Examine each line of the data. Copy those that contain the string "name".

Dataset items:
========
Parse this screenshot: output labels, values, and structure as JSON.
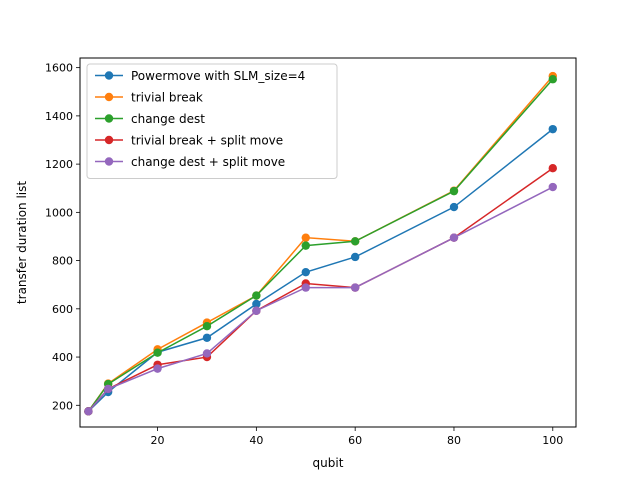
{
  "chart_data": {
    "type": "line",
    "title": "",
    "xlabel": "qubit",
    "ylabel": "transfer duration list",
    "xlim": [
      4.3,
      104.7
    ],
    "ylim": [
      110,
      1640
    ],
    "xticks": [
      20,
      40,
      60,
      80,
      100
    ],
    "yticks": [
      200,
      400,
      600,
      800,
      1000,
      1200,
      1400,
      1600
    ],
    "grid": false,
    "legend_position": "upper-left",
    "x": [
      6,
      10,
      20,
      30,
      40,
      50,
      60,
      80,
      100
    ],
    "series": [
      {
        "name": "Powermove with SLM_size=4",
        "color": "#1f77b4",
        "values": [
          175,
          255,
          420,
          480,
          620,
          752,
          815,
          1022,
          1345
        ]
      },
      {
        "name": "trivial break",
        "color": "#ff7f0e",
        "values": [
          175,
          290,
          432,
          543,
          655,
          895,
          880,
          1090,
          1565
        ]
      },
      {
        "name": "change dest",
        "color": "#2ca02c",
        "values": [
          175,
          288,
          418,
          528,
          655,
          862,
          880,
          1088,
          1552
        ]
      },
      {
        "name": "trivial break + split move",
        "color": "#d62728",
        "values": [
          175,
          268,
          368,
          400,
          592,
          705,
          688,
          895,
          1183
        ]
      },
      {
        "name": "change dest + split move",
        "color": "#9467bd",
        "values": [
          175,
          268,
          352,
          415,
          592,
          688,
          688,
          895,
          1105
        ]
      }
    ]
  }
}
========
-- WRITTEN ANSWER --
        "name": "Powermove with SLM_size=4",
        "name": "trivial break",
        "name": "change dest",
        "name": "trivial break + split move",
        "name": "change dest + split move",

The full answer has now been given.